**Stated exercise**
Could you copy every line from the material below in which "page" appears?

**Provided material**
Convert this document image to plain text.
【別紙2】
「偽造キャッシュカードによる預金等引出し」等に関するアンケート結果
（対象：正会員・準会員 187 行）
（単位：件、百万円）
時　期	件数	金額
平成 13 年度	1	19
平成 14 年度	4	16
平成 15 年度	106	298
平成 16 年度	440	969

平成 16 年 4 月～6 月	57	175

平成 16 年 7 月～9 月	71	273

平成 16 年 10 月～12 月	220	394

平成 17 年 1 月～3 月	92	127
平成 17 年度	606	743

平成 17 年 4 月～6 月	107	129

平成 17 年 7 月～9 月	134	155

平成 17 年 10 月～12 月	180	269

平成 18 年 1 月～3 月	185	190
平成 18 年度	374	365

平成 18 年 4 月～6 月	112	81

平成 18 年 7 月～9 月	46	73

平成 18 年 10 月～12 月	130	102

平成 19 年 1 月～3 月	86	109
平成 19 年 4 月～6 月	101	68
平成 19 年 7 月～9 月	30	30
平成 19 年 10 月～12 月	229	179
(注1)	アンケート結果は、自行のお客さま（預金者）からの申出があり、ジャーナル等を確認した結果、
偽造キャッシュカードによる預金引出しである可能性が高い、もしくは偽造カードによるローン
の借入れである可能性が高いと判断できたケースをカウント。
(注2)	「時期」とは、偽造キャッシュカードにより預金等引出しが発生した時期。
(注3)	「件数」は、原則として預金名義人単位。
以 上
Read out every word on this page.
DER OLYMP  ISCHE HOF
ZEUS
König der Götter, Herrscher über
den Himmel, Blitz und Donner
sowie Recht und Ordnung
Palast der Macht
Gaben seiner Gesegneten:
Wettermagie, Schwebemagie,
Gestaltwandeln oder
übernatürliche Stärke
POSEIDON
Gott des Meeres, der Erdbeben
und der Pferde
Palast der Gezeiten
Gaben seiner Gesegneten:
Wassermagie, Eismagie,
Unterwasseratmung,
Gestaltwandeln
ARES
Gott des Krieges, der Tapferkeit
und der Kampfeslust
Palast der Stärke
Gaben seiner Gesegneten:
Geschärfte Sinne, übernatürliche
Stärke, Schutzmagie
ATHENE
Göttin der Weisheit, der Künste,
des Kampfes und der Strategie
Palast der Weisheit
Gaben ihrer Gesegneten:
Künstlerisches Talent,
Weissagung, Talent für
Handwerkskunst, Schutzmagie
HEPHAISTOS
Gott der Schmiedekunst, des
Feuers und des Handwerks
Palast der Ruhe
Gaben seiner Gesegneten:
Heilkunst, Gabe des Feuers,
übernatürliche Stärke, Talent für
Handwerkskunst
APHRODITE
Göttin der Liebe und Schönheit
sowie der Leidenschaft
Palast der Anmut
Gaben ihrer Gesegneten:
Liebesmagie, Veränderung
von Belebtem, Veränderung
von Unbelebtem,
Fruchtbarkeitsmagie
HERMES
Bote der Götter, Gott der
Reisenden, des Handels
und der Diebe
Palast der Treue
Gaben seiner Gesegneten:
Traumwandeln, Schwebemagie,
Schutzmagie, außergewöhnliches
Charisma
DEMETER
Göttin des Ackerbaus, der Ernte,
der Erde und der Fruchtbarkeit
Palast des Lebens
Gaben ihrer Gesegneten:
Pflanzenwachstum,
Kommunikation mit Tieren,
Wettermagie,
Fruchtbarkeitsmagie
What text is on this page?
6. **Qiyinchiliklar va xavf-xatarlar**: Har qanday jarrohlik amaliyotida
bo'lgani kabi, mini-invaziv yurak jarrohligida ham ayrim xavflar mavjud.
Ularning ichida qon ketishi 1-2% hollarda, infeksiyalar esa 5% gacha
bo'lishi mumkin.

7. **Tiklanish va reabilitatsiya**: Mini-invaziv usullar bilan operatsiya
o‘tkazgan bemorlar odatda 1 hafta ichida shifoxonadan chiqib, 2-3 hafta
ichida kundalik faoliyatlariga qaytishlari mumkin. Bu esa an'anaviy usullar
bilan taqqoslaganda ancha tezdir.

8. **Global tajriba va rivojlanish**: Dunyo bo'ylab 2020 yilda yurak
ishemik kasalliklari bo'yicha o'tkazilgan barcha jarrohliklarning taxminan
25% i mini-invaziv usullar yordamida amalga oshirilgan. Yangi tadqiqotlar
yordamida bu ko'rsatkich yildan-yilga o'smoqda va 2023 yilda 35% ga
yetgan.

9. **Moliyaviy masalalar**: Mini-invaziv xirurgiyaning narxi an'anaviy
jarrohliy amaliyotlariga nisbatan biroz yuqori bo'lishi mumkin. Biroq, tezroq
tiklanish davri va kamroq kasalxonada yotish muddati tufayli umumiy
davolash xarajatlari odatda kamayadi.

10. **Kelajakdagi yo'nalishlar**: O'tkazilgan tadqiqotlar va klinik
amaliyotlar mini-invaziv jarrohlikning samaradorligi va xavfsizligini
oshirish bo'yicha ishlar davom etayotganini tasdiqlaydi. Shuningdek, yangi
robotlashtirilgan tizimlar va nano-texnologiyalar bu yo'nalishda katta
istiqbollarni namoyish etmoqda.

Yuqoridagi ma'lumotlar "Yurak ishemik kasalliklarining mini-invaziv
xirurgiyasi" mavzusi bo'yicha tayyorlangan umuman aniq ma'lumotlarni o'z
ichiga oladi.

**The reply**
Read out every word on this page.
What text is on this page?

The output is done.